Stored entries
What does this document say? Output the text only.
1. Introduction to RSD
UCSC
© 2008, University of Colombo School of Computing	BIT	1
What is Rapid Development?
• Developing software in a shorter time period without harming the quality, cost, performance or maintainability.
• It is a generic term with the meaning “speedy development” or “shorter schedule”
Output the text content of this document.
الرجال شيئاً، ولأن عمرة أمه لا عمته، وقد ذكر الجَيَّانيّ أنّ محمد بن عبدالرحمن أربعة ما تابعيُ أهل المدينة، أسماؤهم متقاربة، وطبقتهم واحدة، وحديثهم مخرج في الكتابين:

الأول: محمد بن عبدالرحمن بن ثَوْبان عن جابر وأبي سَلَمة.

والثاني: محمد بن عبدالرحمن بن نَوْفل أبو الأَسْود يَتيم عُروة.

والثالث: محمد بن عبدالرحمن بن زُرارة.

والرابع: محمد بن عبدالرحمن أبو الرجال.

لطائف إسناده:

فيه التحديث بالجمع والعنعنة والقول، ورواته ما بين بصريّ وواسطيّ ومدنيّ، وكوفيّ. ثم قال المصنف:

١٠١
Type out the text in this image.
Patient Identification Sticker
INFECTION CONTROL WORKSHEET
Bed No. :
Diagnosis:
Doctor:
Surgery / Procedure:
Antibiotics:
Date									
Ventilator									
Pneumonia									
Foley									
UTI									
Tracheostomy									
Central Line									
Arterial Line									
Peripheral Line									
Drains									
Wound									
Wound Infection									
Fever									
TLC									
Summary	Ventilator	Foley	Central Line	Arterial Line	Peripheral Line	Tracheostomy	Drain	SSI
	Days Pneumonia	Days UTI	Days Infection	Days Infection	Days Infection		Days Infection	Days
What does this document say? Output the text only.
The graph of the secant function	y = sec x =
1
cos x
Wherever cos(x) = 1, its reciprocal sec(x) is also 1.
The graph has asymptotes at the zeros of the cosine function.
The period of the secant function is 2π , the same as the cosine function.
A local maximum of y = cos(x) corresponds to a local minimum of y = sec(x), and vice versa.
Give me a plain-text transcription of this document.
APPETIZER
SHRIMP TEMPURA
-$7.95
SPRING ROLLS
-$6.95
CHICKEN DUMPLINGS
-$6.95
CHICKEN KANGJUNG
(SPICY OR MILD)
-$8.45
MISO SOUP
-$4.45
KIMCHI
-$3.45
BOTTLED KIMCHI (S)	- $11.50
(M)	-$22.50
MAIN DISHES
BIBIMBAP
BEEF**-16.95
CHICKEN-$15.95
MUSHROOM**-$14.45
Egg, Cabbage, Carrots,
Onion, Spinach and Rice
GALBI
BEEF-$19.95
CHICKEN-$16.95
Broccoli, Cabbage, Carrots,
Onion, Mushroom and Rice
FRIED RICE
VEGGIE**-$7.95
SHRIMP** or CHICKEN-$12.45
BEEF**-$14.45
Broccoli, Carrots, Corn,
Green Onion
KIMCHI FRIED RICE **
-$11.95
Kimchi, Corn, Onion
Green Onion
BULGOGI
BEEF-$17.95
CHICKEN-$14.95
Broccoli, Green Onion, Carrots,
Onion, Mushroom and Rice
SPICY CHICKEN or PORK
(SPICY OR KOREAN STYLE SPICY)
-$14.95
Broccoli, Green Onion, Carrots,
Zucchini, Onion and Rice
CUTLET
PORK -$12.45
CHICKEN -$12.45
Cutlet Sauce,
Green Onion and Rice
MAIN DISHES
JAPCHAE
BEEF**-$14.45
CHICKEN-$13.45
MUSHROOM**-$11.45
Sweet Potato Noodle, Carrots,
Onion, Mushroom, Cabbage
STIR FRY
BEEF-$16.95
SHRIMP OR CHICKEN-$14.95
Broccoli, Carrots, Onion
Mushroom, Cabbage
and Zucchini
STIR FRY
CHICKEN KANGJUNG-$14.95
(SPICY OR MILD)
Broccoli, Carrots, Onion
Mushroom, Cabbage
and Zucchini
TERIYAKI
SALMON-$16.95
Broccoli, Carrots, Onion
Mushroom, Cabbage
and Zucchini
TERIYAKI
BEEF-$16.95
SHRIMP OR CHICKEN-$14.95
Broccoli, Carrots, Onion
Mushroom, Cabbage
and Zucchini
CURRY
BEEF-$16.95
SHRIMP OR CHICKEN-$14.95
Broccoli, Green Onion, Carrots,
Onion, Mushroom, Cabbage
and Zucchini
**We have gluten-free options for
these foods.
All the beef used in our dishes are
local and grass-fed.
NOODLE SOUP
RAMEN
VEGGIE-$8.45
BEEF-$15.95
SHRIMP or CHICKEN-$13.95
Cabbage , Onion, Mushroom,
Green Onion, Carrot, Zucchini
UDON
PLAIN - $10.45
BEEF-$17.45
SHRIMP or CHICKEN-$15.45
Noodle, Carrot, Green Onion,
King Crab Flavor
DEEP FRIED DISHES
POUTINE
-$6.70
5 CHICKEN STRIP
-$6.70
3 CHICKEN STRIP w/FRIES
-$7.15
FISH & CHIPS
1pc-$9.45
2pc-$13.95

GIVEN PROBLEM:
Scan the material above. Copy each line where "Tracheostomy" occurs.

COMPLETE ANSWER:
Tracheostomy									
Summary	Ventilator	Foley	Central Line	Arterial Line	Peripheral Line	Tracheostomy	Drain	SSI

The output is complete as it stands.